Directions for this task: Determine how many lines of the records include "JSON", and answer with the number alone.

Data supplied:

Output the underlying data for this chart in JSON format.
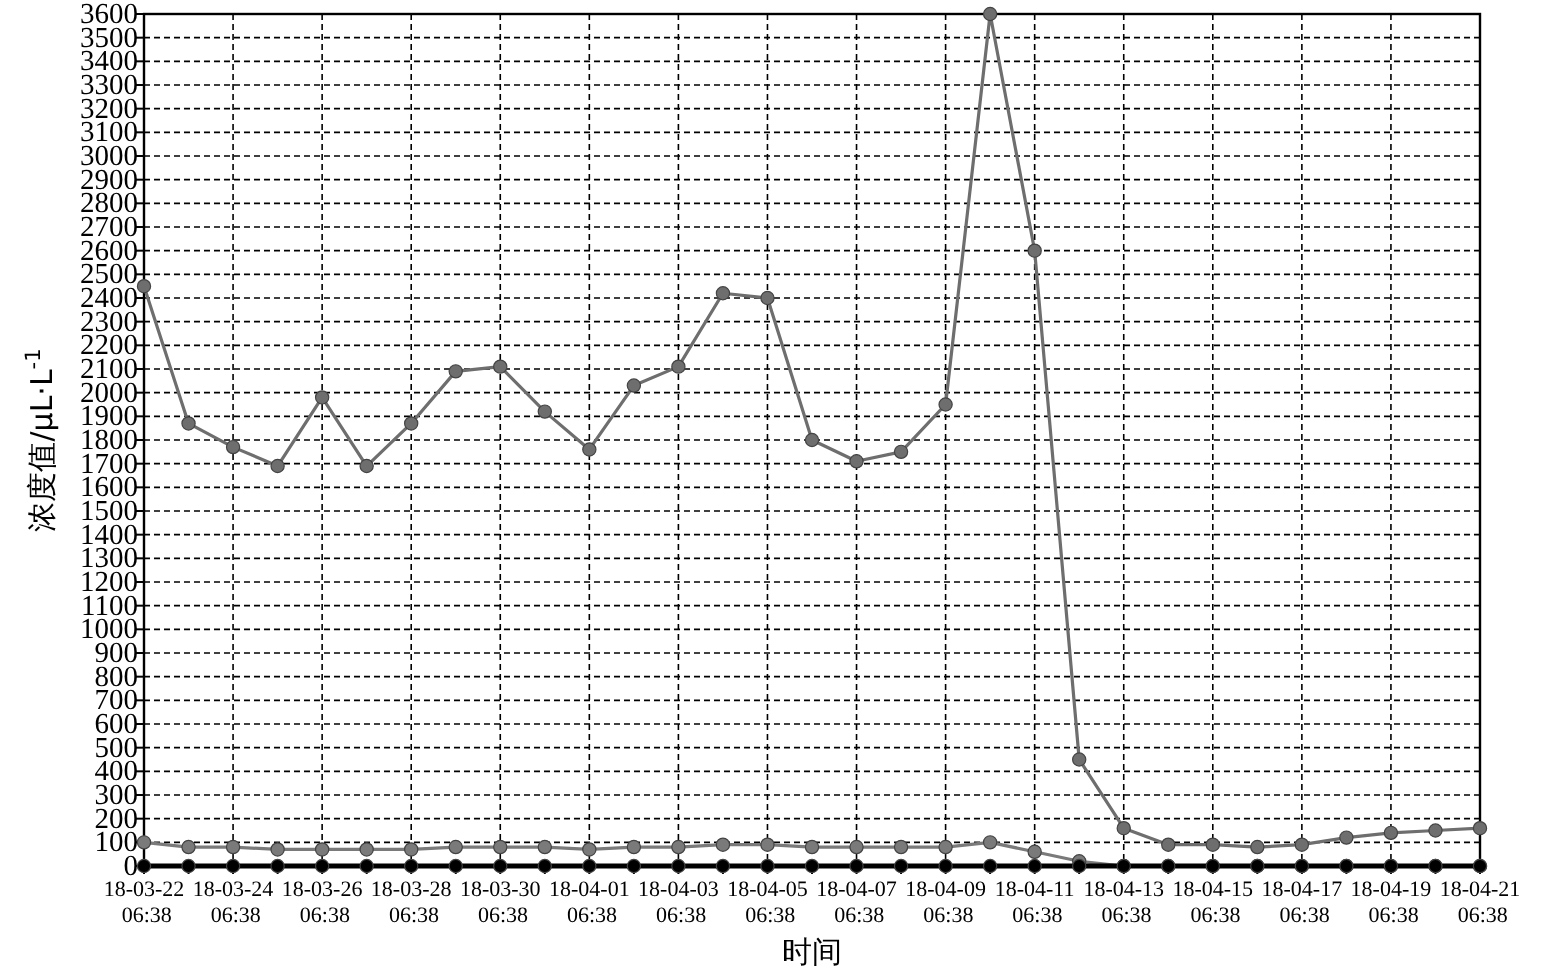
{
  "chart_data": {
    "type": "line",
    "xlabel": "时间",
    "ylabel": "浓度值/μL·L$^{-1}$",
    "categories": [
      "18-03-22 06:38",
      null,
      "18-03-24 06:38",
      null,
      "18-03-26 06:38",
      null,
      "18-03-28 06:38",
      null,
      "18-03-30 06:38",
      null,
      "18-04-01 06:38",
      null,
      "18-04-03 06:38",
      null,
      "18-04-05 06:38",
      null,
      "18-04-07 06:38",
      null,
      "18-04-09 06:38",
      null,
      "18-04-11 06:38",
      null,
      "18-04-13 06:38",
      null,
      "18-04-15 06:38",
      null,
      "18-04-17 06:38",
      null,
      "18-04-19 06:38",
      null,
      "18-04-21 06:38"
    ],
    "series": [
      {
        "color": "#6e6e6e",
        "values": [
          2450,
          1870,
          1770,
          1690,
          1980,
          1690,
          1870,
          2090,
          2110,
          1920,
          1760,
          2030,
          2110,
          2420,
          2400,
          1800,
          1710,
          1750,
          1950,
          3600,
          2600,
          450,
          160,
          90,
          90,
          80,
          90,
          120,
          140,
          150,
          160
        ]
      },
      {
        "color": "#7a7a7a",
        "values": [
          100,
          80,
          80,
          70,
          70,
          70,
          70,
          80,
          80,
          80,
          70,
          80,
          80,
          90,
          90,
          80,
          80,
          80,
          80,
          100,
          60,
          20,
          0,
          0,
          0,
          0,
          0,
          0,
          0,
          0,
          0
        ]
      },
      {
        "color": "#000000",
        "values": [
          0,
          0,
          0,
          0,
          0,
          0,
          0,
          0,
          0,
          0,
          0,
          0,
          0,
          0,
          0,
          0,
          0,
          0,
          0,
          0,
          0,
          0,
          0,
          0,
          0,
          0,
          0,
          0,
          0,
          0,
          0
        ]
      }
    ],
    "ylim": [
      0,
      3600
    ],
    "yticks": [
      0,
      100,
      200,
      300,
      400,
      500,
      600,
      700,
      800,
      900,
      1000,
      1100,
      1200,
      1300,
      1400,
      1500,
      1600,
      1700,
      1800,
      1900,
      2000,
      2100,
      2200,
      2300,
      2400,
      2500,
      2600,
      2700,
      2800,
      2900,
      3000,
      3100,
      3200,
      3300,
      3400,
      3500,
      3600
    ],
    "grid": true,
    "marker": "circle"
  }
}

* * *

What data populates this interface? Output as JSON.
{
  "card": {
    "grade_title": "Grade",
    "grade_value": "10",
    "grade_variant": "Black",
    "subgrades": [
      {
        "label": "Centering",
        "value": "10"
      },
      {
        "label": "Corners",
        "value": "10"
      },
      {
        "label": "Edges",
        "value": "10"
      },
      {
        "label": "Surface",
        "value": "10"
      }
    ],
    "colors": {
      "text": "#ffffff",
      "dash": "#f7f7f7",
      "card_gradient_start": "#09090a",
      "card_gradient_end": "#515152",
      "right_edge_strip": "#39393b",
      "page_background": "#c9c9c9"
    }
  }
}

Solution below: 2